Directive 1: Convert the lines in the rows below, starting with the line that contains "time-tick-label: 2018 — [120, 537, 137, 545]" and going on through the line that contains "key-resistance-zone-1[interactable] — [91, 383, 481, 397]", into a Markdown table with the columns No. and Entry, leaving out any blank lines.

Extracted text:
# # # #
Operations & Best Practices

Daily Operations

Quick Health Check


# Check all service statuses
sudo systemctl status backup-*
 
# Check disk space
df -h /var/lib/backup/repo
 
# View recent snapshots
xreplicator snapshots --server localhost:50051

Monitor these daily:

Service status for all components
Logs for errors or warnings
Disk space on the backup server
Confirmation that backups are completing

Backup Strategies

Full Backup Frequency

Frequency	Recommended For
Daily	Critical systems with high change rates
Weekly	Most production systems (recommended)
Monthly	Archival or low-change systems

Incremental Backup Frequency

Frequency	Recommended For
Hourly	Critical databases, high-change systems
Every 2–4 hours	Typical production systems
Daily	Low-change systems

Retention Policy Guidelines

Full backups: Keep 4–12 (1–3 months of history)
Incremental backups: Keep 24–168 (1–7 days of hourly snapshots)
Adjust based on storage capacity and recovery time objectives

Maintenance Schedule

Weekly

Review backup logs for errors
Check repository disk space
Verify cloud sync status (if configured)
Test a restore from a recent snapshot

Monthly

Review and adjust retention policies
Run compaction (if not automated)
Verify license expiry date
Review and update configurations

Quarterly

Perform a full disaster recovery test
Review and update backup strategies
Audit access and permissions
Update software packages

Azure-to-Azure DR Operations

XReplicator v1.3.0 can be used to set up DR for Azure workloads recovering into Azure. The recommended operational model is:

Run the backup server and web UI in the Azure DR landing zone.
Enable DR for each protected source disk.
Wait until every source shows a healthy DR status and the applied snapshot matches the desired snapshot.
Create a blueprint that maps source disks to the target Azure region, resource group, VNet, subnet, VM size, and disk strategy.
Run strict precheck before every drill or production failover.
Trigger failover from the web UI and validate VM boot, disk attachment, networking, and application health.

Observed Azure-to-Azure failover drills can start the recovered server in under 2 minutes once staging disks are already healthy and synced. Treat this as a measured environment result, not a universal guarantee: RTO depends on Azure API latency, VM size, OS boot time, network dependencies, and application startup.

For setup details, see Azure-to-Azure DR.

Key Metrics to Monitor

Metric	Alert Threshold
Backup success/failure rate	Any failure
Repository disk usage	80% full
License expiry	30 days before expiry
Agent connectivity	On disconnection
Cloud sync status	On failure (if configured)

Best Practices

Configuration

Use a consistent fixed_block_size_mb across all agents and the server
Keep chunk_size_avg_kb consistent to preserve deduplication
Enable TLS for all production gRPC connections
Store cloud credentials securely — avoid hardcoding in config files

Security

Restrict network access to the backup server (port 50051)
Use TLS encryption for gRPC communication
Use strong, unique credentials for cloud storage
Rotate credentials on a regular schedule

Performance

Match pipeline settings (workers, batch_size, max_pipeline_memory_mb) to available resources
Use compression for network-backed storage
Enable eBPF change tracking for faster incremental backups
Monitor and tune batch sizes based on actual network throughput

Reliability

Test restores regularly — a backup you haven’t restored is an untested backup
Maintain multiple full backups
Use cloud sync for offsite/disaster recovery backups
Document your recovery procedures and keep them up to date

Documentation

Maintain a list of all backed-up systems and their schedules
Document the restore procedure for each system type
Keep copies of configuration files in version control
Record any configuration changes with the reason and date
# # # #
Dataset content:
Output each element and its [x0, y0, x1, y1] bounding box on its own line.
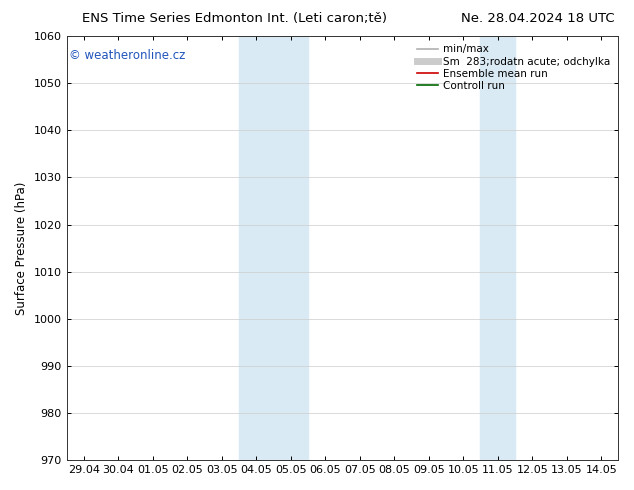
Text: Ne. 28.04.2024 18 UTC: Ne. 28.04.2024 18 UTC	[462, 12, 615, 25]
Y-axis label: Surface Pressure (hPa): Surface Pressure (hPa)	[15, 181, 28, 315]
Text: © weatheronline.cz: © weatheronline.cz	[69, 49, 186, 62]
Bar	[481, 36, 515, 460]
Text: ENS Time Series Edmonton Int. (Leti caron;tě): ENS Time Series Edmonton Int. (Leti caro…	[82, 12, 387, 25]
Legend: min/max, Sm  283;rodatn acute; odchylka, Ensemble mean run, Controll run: min/max, Sm 283;rodatn acute; odchylka, …	[414, 41, 613, 94]
Bar	[239, 36, 308, 460]
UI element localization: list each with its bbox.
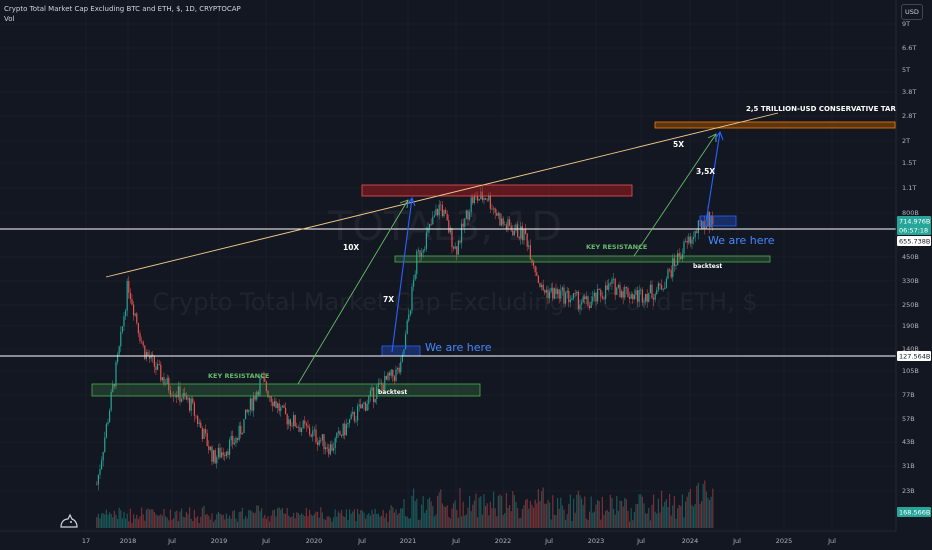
time-tick-label: 2018 — [120, 537, 137, 545]
key-resistance-label-1: KEY RESISTANCE — [208, 372, 269, 380]
price-tick-label: 9T — [902, 20, 910, 28]
backtest-label-1: backtest — [378, 389, 407, 396]
price-tick-label: 6.6T — [902, 44, 916, 52]
key-resistance-zone-1[interactable] — [91, 383, 481, 397]
price-axis[interactable]: 9T 6.6T 5T 3.8T 2.8T 2T 1.5T 1.1T 800B 450B 330B 25… — [902, 20, 919, 495]
price-tick-label: 77B — [902, 391, 915, 399]
price-tick-label: 450B — [902, 253, 919, 261]
time-tick-label: Jul — [261, 537, 270, 545]
time-tick-label: Jul — [636, 537, 645, 545]
price-tick-label: 23B — [902, 487, 915, 495]
mult-7x-label: 7X — [383, 295, 394, 304]
key-resistance-label-2: KEY RESISTANCE — [586, 243, 647, 251]
grid-lines — [0, 0, 896, 531]
watermark-description: Crypto Total Market Cap Excluding BTC an… — [152, 288, 757, 316]
mult-35x-label: 3,5X — [696, 167, 715, 176]
time-tick-label: Jul — [544, 537, 553, 545]
price-tag-label: 714.976B — [899, 218, 930, 226]
price-tick-label: 140B — [902, 345, 919, 353]
currency-button[interactable]: USD — [901, 4, 923, 20]
chart-title: Crypto Total Market Cap Excluding BTC an… — [4, 5, 241, 13]
time-tick-label: 2020 — [306, 537, 323, 545]
time-tick-label: 17 — [82, 537, 90, 545]
price-tick-label: 250B — [902, 301, 919, 309]
price-tick-label: 330B — [902, 277, 919, 285]
blue-arrows — [391, 130, 724, 353]
price-tag-label: 168.566B — [899, 509, 930, 517]
trend-line[interactable] — [105, 112, 779, 278]
price-tick-label: 2T — [902, 137, 910, 145]
time-tick-label: 2022 — [495, 537, 512, 545]
time-tick-label: 2023 — [588, 537, 605, 545]
time-tick-label: Jul — [732, 537, 741, 545]
time-tick-label: Jul — [827, 537, 836, 545]
mult-5x-label: 5X — [673, 140, 684, 149]
we-are-here-label-1: We are here — [425, 341, 492, 354]
price-tick-label: 5T — [902, 66, 910, 74]
price-tick-label: 3.8T — [902, 88, 916, 96]
we-are-here-box-1[interactable] — [381, 345, 421, 357]
price-tick-label: 57B — [902, 415, 915, 423]
price-tick-label: 31B — [902, 462, 915, 470]
price-tick-label: 800B — [902, 209, 919, 217]
time-tick-label: 2019 — [211, 537, 228, 545]
time-axis[interactable]: 17 2018 Jul 2019 Jul 2020 Jul 2021 Jul 2022 Jul 202… — [82, 537, 836, 545]
price-tick-label: 1.5T — [902, 159, 916, 167]
time-tick-label: Jul — [357, 537, 366, 545]
price-tag-label: 06:57:18 — [899, 227, 928, 235]
mult-10x-label: 10X — [343, 243, 359, 252]
time-tick-label: Jul — [167, 537, 176, 545]
target-label: 2,5 TRILLION-USD CONSERVATIVE TARGET — [746, 105, 911, 113]
time-tick-label: 2021 — [400, 537, 417, 545]
price-tag-label: 655.738B — [899, 238, 930, 246]
price-tick-label: 105B — [902, 367, 919, 375]
top-zone[interactable] — [361, 184, 633, 197]
time-tick-label: 2025 — [776, 537, 793, 545]
price-tick-label: 190B — [902, 322, 919, 330]
time-tick-label: 2024 — [682, 537, 699, 545]
volume-bars — [96, 480, 714, 528]
we-are-here-box-2[interactable] — [699, 215, 737, 227]
target-zone[interactable] — [654, 121, 896, 129]
candlesticks — [96, 185, 714, 491]
we-are-here-label-2: We are here — [708, 234, 775, 247]
backtest-label-2: backtest — [693, 263, 722, 270]
tradingview-logo-icon[interactable] — [58, 510, 80, 530]
key-resistance-zone-2[interactable] — [394, 255, 771, 263]
price-tag-label: 127.564B — [899, 353, 930, 361]
green-arrows — [297, 133, 717, 385]
time-tick-label: Jul — [451, 537, 460, 545]
volume-label: Vol — [4, 15, 15, 23]
price-tick-label: 2.8T — [902, 112, 916, 120]
price-tick-label: 43B — [902, 438, 915, 446]
price-tick-label: 1.1T — [902, 184, 916, 192]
# # # #
Directive 2: Reproduce word for word the passage of the backup operations guide starting with "Run the backup" and going on through "and application health.".

Written solution 1:
| No. | Entry |
|---|---|
| 1 | time-tick-label: 2018 — [120, 537, 137, 545] |
| 2 | key-resistance-label-1: KEY RESISTANCE — [208, 372, 269, 380] |
| 3 | price-tick-label: 9T — [902, 20, 910, 28] |
| 4 | backtest-label-1: backtest — [378, 389, 407, 396] |
| 5 | price-tick-label: 6.6T — [902, 44, 916, 52] |
| 6 | key-resistance-zone-1[interactable] — [91, 383, 481, 397] |

Written solution 2:
Run the backup server and web UI in the Azure DR landing zone.
Enable DR for each protected source disk.
Wait until every source shows a healthy DR status and the applied snapshot matches the desired snapshot.
Create a blueprint that maps source disks to the target Azure region, resource group, VNet, subnet, VM size, and disk strategy.
Run strict precheck before every drill or production failover.
Trigger failover from the web UI and validate VM boot, disk attachment, networking, and application health.